What you will do: Rewrite the data, from its first line up to and including the line that contains "Point: [125, 550, 148, 565]", as a JSON list of strings with one string per line, leaving out any blank lines.

* begin *

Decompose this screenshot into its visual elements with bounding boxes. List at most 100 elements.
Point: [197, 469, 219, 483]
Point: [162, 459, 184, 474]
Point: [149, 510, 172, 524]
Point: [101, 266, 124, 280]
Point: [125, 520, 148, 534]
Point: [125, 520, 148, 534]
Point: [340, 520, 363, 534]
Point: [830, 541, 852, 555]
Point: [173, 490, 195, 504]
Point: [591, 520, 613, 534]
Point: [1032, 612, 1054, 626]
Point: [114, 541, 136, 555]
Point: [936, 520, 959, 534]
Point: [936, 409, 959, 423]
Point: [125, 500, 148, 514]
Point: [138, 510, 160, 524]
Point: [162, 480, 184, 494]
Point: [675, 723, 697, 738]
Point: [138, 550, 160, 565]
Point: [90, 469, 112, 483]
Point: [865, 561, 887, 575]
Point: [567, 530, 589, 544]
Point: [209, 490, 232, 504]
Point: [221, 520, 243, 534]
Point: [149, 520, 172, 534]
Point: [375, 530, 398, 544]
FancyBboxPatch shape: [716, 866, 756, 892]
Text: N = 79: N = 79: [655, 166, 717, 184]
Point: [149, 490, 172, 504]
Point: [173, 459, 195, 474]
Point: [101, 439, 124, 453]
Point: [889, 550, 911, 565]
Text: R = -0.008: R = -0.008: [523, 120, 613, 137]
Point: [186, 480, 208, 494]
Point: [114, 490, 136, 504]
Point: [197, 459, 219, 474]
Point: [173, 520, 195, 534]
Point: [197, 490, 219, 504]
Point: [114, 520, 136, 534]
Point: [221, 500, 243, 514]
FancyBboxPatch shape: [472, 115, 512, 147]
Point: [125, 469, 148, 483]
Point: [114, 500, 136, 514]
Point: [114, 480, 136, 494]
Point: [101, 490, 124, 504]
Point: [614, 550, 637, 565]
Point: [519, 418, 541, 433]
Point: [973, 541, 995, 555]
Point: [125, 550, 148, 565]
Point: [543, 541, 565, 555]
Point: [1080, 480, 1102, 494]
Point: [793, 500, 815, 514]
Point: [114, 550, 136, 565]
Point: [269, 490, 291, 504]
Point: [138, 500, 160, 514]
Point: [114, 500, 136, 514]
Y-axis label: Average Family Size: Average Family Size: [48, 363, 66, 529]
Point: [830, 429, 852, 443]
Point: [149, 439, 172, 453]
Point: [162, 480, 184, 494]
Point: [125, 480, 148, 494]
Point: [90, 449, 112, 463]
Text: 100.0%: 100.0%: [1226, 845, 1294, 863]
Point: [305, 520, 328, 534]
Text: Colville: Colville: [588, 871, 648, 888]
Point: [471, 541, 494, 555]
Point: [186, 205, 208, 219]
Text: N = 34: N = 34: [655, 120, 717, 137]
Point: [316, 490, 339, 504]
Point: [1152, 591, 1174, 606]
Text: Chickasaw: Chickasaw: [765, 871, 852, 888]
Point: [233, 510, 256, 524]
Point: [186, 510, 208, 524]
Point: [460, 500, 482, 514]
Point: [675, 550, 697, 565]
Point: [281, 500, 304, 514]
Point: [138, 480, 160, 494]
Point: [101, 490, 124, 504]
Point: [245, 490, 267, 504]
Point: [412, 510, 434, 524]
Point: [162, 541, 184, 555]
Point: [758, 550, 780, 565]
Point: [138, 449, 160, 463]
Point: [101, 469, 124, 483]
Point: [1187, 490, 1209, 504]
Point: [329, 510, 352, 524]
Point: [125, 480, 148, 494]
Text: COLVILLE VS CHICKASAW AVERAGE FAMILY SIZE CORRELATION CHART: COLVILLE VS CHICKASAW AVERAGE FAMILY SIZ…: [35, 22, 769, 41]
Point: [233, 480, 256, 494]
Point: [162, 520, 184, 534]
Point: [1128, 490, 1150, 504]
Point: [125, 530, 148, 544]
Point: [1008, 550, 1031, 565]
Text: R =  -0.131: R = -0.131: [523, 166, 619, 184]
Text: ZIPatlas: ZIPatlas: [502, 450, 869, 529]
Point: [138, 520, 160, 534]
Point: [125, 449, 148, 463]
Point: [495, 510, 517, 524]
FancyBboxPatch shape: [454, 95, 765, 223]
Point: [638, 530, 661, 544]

* end *

Final answer:
[
  "Decompose this screenshot into its visual elements with bounding boxes. List at most 100 elements.",
  "Point: [197, 469, 219, 483]",
  "Point: [162, 459, 184, 474]",
  "Point: [149, 510, 172, 524]",
  "Point: [101, 266, 124, 280]",
  "Point: [125, 520, 148, 534]",
  "Point: [125, 520, 148, 534]",
  "Point: [340, 520, 363, 534]",
  "Point: [830, 541, 852, 555]",
  "Point: [173, 490, 195, 504]",
  "Point: [591, 520, 613, 534]",
  "Point: [1032, 612, 1054, 626]",
  "Point: [114, 541, 136, 555]",
  "Point: [936, 520, 959, 534]",
  "Point: [936, 409, 959, 423]",
  "Point: [125, 500, 148, 514]",
  "Point: [138, 510, 160, 524]",
  "Point: [162, 480, 184, 494]",
  "Point: [675, 723, 697, 738]",
  "Point: [138, 550, 160, 565]",
  "Point: [90, 469, 112, 483]",
  "Point: [865, 561, 887, 575]",
  "Point: [567, 530, 589, 544]",
  "Point: [209, 490, 232, 504]",
  "Point: [221, 520, 243, 534]",
  "Point: [149, 520, 172, 534]",
  "Point: [375, 530, 398, 544]",
  "FancyBboxPatch shape: [716, 866, 756, 892]",
  "Text: N = 79: N = 79: [655, 166, 717, 184]",
  "Point: [149, 490, 172, 504]",
  "Point: [173, 459, 195, 474]",
  "Point: [101, 439, 124, 453]",
  "Point: [889, 550, 911, 565]",
  "Text: R = -0.008: R = -0.008: [523, 120, 613, 137]",
  "Point: [186, 480, 208, 494]",
  "Point: [114, 490, 136, 504]",
  "Point: [197, 459, 219, 474]",
  "Point: [173, 520, 195, 534]",
  "Point: [197, 490, 219, 504]",
  "Point: [114, 520, 136, 534]",
  "Point: [221, 500, 243, 514]",
  "FancyBboxPatch shape: [472, 115, 512, 147]",
  "Point: [125, 469, 148, 483]",
  "Point: [114, 500, 136, 514]",
  "Point: [114, 480, 136, 494]",
  "Point: [101, 490, 124, 504]",
  "Point: [614, 550, 637, 565]",
  "Point: [519, 418, 541, 433]",
  "Point: [973, 541, 995, 555]",
  "Point: [125, 550, 148, 565]"
]